**Task objective**
Will you write out the data exactly, excluding every picture?

>> Start Material

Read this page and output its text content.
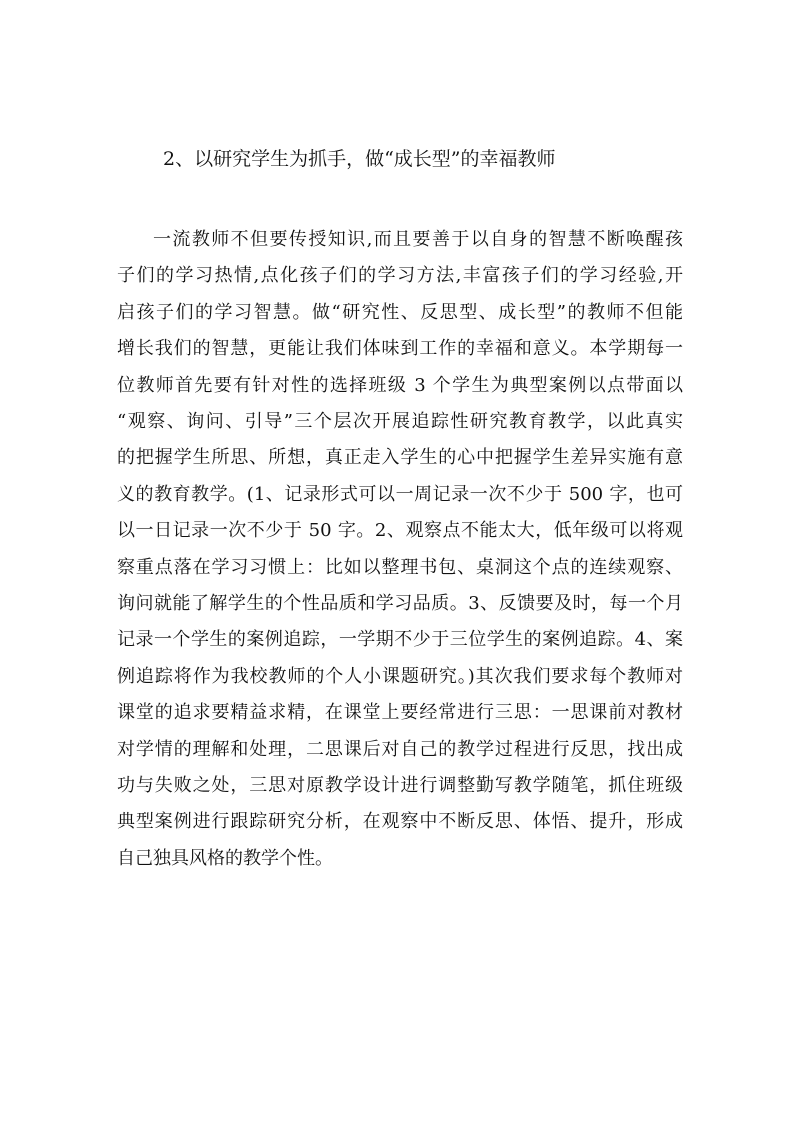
2、以研究学生为抓手，做“成长型”的幸福教师
一流教师不但要传授知识,而且要善于以自身的智慧不断唤醒孩
子们的学习热情,点化孩子们的学习方法,丰富孩子们的学习经验,开
启孩子们的学习智慧。做“研究性、反思型、成长型”的教师不但能
增长我们的智慧，更能让我们体味到工作的幸福和意义。本学期每一
位教师首先要有针对性的选择班级 3 个学生为典型案例以点带面以
“观察、询问、引导”三个层次开展追踪性研究教育教学，以此真实
的把握学生所思、所想，真正走入学生的心中把握学生差异实施有意
义的教育教学。(1、记录形式可以一周记录一次不少于 500 字，也可
以一日记录一次不少于 50 字。2、观察点不能太大，低年级可以将观
察重点落在学习习惯上：比如以整理书包、桌洞这个点的连续观察、
询问就能了解学生的个性品质和学习品质。3、反馈要及时，每一个月
记录一个学生的案例追踪，一学期不少于三位学生的案例追踪。4、案
例追踪将作为我校教师的个人小课题研究。)其次我们要求每个教师对
课堂的追求要精益求精，在课堂上要经常进行三思：一思课前对教材
对学情的理解和处理，二思课后对自己的教学过程进行反思，找出成
功与失败之处，三思对原教学设计进行调整勤写教学随笔，抓住班级
典型案例进行跟踪研究分析，在观察中不断反思、体悟、提升，形成
自己独具风格的教学个性。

>> End Material

**Task solution**
Read this page and output its text content.
2、以研究学生为抓手，做“成长型”的幸福教师
一流教师不但要传授知识,而且要善于以自身的智慧不断唤醒孩
子们的学习热情,点化孩子们的学习方法,丰富孩子们的学习经验,开
启孩子们的学习智慧。做“研究性、反思型、成长型”的教师不但能
增长我们的智慧，更能让我们体味到工作的幸福和意义。本学期每一
位教师首先要有针对性的选择班级 3 个学生为典型案例以点带面以
“观察、询问、引导”三个层次开展追踪性研究教育教学，以此真实
的把握学生所思、所想，真正走入学生的心中把握学生差异实施有意
义的教育教学。(1、记录形式可以一周记录一次不少于 500 字，也可
以一日记录一次不少于 50 字。2、观察点不能太大，低年级可以将观
察重点落在学习习惯上：比如以整理书包、桌洞这个点的连续观察、
询问就能了解学生的个性品质和学习品质。3、反馈要及时，每一个月
记录一个学生的案例追踪，一学期不少于三位学生的案例追踪。4、案
例追踪将作为我校教师的个人小课题研究。)其次我们要求每个教师对
课堂的追求要精益求精，在课堂上要经常进行三思：一思课前对教材
对学情的理解和处理，二思课后对自己的教学过程进行反思，找出成
功与失败之处，三思对原教学设计进行调整勤写教学随笔，抓住班级
典型案例进行跟踪研究分析，在观察中不断反思、体悟、提升，形成
自己独具风格的教学个性。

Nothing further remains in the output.